++++ Material for this task

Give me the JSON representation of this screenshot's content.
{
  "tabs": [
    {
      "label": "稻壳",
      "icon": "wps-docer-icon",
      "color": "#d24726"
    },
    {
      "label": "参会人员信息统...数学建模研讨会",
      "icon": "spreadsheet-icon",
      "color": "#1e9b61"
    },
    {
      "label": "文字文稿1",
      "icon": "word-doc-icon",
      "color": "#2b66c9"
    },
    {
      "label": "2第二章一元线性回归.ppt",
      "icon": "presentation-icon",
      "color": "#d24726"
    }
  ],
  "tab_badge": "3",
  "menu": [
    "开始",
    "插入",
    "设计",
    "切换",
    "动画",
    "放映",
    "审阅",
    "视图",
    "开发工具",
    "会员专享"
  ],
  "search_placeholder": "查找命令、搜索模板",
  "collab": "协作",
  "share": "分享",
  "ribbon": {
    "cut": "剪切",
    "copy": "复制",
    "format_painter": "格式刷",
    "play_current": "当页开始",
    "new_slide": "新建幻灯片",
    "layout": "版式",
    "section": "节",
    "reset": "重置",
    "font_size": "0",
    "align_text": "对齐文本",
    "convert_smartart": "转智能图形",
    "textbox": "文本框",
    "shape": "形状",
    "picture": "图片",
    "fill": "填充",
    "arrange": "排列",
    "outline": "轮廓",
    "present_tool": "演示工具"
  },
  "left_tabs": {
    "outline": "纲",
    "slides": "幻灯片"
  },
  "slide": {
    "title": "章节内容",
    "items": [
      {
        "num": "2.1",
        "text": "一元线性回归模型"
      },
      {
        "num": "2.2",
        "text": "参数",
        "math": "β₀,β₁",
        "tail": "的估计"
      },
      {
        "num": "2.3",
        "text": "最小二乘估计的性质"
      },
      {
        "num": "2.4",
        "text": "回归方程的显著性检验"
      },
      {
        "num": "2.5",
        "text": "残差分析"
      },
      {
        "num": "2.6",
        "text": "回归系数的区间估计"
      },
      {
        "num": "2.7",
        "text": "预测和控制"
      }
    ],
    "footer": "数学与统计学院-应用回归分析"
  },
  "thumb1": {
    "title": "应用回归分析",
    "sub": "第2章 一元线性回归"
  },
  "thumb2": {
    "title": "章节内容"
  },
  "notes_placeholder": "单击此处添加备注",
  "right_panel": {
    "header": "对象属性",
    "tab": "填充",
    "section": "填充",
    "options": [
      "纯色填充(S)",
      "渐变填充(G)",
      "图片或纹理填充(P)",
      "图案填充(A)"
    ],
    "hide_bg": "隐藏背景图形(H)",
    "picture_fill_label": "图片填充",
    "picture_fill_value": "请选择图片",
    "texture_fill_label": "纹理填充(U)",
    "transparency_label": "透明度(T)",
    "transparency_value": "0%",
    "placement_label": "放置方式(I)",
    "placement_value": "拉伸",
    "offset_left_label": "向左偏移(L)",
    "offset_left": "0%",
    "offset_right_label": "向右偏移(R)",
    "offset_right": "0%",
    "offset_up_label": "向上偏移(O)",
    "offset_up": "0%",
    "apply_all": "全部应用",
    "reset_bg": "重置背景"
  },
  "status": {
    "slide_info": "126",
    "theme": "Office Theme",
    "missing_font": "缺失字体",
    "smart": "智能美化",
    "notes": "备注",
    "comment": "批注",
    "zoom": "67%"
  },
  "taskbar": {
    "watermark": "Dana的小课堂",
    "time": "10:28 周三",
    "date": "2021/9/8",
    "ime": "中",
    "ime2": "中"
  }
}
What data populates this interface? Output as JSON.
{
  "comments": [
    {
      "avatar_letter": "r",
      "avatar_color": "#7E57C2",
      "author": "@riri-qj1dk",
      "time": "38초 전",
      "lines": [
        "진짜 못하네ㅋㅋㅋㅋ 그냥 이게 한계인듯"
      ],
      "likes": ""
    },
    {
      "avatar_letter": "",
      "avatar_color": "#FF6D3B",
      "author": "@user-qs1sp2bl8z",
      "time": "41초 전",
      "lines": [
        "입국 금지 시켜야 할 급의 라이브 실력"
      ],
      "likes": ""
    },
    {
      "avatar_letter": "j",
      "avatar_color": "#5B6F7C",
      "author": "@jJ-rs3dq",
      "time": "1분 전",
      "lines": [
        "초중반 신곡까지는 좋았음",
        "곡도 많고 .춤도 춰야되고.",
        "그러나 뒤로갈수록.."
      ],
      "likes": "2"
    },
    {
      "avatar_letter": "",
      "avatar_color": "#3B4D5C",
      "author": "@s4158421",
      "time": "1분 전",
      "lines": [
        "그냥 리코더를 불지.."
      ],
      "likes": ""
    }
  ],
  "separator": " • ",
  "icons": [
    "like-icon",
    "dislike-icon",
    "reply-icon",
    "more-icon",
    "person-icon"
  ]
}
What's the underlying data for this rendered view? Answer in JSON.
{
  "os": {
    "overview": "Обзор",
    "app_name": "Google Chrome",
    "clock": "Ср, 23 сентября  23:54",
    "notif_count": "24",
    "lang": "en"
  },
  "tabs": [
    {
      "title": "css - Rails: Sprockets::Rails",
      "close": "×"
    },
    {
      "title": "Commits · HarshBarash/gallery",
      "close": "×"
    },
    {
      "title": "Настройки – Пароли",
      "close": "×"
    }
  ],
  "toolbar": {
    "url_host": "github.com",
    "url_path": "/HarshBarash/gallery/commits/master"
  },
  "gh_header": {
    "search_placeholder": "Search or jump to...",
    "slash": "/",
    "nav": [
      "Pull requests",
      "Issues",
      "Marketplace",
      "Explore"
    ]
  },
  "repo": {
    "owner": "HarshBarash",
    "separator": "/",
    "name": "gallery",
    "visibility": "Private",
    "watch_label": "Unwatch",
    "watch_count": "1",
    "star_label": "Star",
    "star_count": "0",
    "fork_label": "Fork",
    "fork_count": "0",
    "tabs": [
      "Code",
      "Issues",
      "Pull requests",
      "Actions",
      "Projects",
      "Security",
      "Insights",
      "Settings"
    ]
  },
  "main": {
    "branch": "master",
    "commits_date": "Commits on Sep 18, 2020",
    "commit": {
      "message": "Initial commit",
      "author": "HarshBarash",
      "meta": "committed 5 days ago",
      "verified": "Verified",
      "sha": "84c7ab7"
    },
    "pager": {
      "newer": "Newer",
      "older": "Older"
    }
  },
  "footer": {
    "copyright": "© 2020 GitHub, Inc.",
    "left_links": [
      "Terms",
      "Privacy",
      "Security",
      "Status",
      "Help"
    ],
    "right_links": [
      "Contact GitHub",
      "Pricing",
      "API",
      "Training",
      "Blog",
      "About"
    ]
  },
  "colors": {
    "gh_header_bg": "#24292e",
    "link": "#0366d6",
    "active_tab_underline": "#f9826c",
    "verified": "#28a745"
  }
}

++++++++

Repeat every line of the records above exactly.

§ Reply
Give me the JSON representation of this screenshot's content.
{
  "tabs": [
    {
      "label": "稻壳",
      "icon": "wps-docer-icon",
      "color": "#d24726"
    },
    {
      "label": "参会人员信息统...数学建模研讨会",
      "icon": "spreadsheet-icon",
      "color": "#1e9b61"
    },
    {
      "label": "文字文稿1",
      "icon": "word-doc-icon",
      "color": "#2b66c9"
    },
    {
      "label": "2第二章一元线性回归.ppt",
      "icon": "presentation-icon",
      "color": "#d24726"
    }
  ],
  "tab_badge": "3",
  "menu": [
    "开始",
    "插入",
    "设计",
    "切换",
    "动画",
    "放映",
    "审阅",
    "视图",
    "开发工具",
    "会员专享"
  ],
  "search_placeholder": "查找命令、搜索模板",
  "collab": "协作",
  "share": "分享",
  "ribbon": {
    "cut": "剪切",
    "copy": "复制",
    "format_painter": "格式刷",
    "play_current": "当页开始",
    "new_slide": "新建幻灯片",
    "layout": "版式",
    "section": "节",
    "reset": "重置",
    "font_size": "0",
    "align_text": "对齐文本",
    "convert_smartart": "转智能图形",
    "textbox": "文本框",
    "shape": "形状",
    "picture": "图片",
    "fill": "填充",
    "arrange": "排列",
    "outline": "轮廓",
    "present_tool": "演示工具"
  },
  "left_tabs": {
    "outline": "纲",
    "slides": "幻灯片"
  },
  "slide": {
    "title": "章节内容",
    "items": [
      {
        "num": "2.1",
        "text": "一元线性回归模型"
      },
      {
        "num": "2.2",
        "text": "参数",
        "math": "β₀,β₁",
        "tail": "的估计"
      },
      {
        "num": "2.3",
        "text": "最小二乘估计的性质"
      },
      {
        "num": "2.4",
        "text": "回归方程的显著性检验"
      },
      {
        "num": "2.5",
        "text": "残差分析"
      },
      {
        "num": "2.6",
        "text": "回归系数的区间估计"
      },
      {
        "num": "2.7",
        "text": "预测和控制"
      }
    ],
    "footer": "数学与统计学院-应用回归分析"
  },
  "thumb1": {
    "title": "应用回归分析",
    "sub": "第2章 一元线性回归"
  },
  "thumb2": {
    "title": "章节内容"
  },
  "notes_placeholder": "单击此处添加备注",
  "right_panel": {
    "header": "对象属性",
    "tab": "填充",
    "section": "填充",
    "options": [
      "纯色填充(S)",
      "渐变填充(G)",
      "图片或纹理填充(P)",
      "图案填充(A)"
    ],
    "hide_bg": "隐藏背景图形(H)",
    "picture_fill_label": "图片填充",
    "picture_fill_value": "请选择图片",
    "texture_fill_label": "纹理填充(U)",
    "transparency_label": "透明度(T)",
    "transparency_value": "0%",
    "placement_label": "放置方式(I)",
    "placement_value": "拉伸",
    "offset_left_label": "向左偏移(L)",
    "offset_left": "0%",
    "offset_right_label": "向右偏移(R)",
    "offset_right": "0%",
    "offset_up_label": "向上偏移(O)",
    "offset_up": "0%",
    "apply_all": "全部应用",
    "reset_bg": "重置背景"
  },
  "status": {
    "slide_info": "126",
    "theme": "Office Theme",
    "missing_font": "缺失字体",
    "smart": "智能美化",
    "notes": "备注",
    "comment": "批注",
    "zoom": "67%"
  },
  "taskbar": {
    "watermark": "Dana的小课堂",
    "time": "10:28 周三",
    "date": "2021/9/8",
    "ime": "中",
    "ime2": "中"
  }
}
What data populates this interface? Output as JSON.
{
  "comments": [
    {
      "avatar_letter": "r",
      "avatar_color": "#7E57C2",
      "author": "@riri-qj1dk",
      "time": "38초 전",
      "lines": [
        "진짜 못하네ㅋㅋㅋㅋ 그냥 이게 한계인듯"
      ],
      "likes": ""
    },
    {
      "avatar_letter": "",
      "avatar_color": "#FF6D3B",
      "author": "@user-qs1sp2bl8z",
      "time": "41초 전",
      "lines": [
        "입국 금지 시켜야 할 급의 라이브 실력"
      ],
      "likes": ""
    },
    {
      "avatar_letter": "j",
      "avatar_color": "#5B6F7C",
      "author": "@jJ-rs3dq",
      "time": "1분 전",
      "lines": [
        "초중반 신곡까지는 좋았음",
        "곡도 많고 .춤도 춰야되고.",
        "그러나 뒤로갈수록.."
      ],
      "likes": "2"
    },
    {
      "avatar_letter": "",
      "avatar_color": "#3B4D5C",
      "author": "@s4158421",
      "time": "1분 전",
      "lines": [
        "그냥 리코더를 불지.."
      ],
      "likes": ""
    }
  ],
  "separator": " • ",
  "icons": [
    "like-icon",
    "dislike-icon",
    "reply-icon",
    "more-icon",
    "person-icon"
  ]
}
What's the underlying data for this rendered view? Answer in JSON.
{
  "os": {
    "overview": "Обзор",
    "app_name": "Google Chrome",
    "clock": "Ср, 23 сентября  23:54",
    "notif_count": "24",
    "lang": "en"
  },
  "tabs": [
    {
      "title": "css - Rails: Sprockets::Rails",
      "close": "×"
    },
    {
      "title": "Commits · HarshBarash/gallery",
      "close": "×"
    },
    {
      "title": "Настройки – Пароли",
      "close": "×"
    }
  ],
  "toolbar": {
    "url_host": "github.com",
    "url_path": "/HarshBarash/gallery/commits/master"
  },
  "gh_header": {
    "search_placeholder": "Search or jump to...",
    "slash": "/",
    "nav": [
      "Pull requests",
      "Issues",
      "Marketplace",
      "Explore"
    ]
  },
  "repo": {
    "owner": "HarshBarash",
    "separator": "/",
    "name": "gallery",
    "visibility": "Private",
    "watch_label": "Unwatch",
    "watch_count": "1",
    "star_label": "Star",
    "star_count": "0",
    "fork_label": "Fork",
    "fork_count": "0",
    "tabs": [
      "Code",
      "Issues",
      "Pull requests",
      "Actions",
      "Projects",
      "Security",
      "Insights",
      "Settings"
    ]
  },
  "main": {
    "branch": "master",
    "commits_date": "Commits on Sep 18, 2020",
    "commit": {
      "message": "Initial commit",
      "author": "HarshBarash",
      "meta": "committed 5 days ago",
      "verified": "Verified",
      "sha": "84c7ab7"
    },
    "pager": {
      "newer": "Newer",
      "older": "Older"
    }
  },
  "footer": {
    "copyright": "© 2020 GitHub, Inc.",
    "left_links": [
      "Terms",
      "Privacy",
      "Security",
      "Status",
      "Help"
    ],
    "right_links": [
      "Contact GitHub",
      "Pricing",
      "API",
      "Training",
      "Blog",
      "About"
    ]
  },
  "colors": {
    "gh_header_bg": "#24292e",
    "link": "#0366d6",
    "active_tab_underline": "#f9826c",
    "verified": "#28a745"
  }
}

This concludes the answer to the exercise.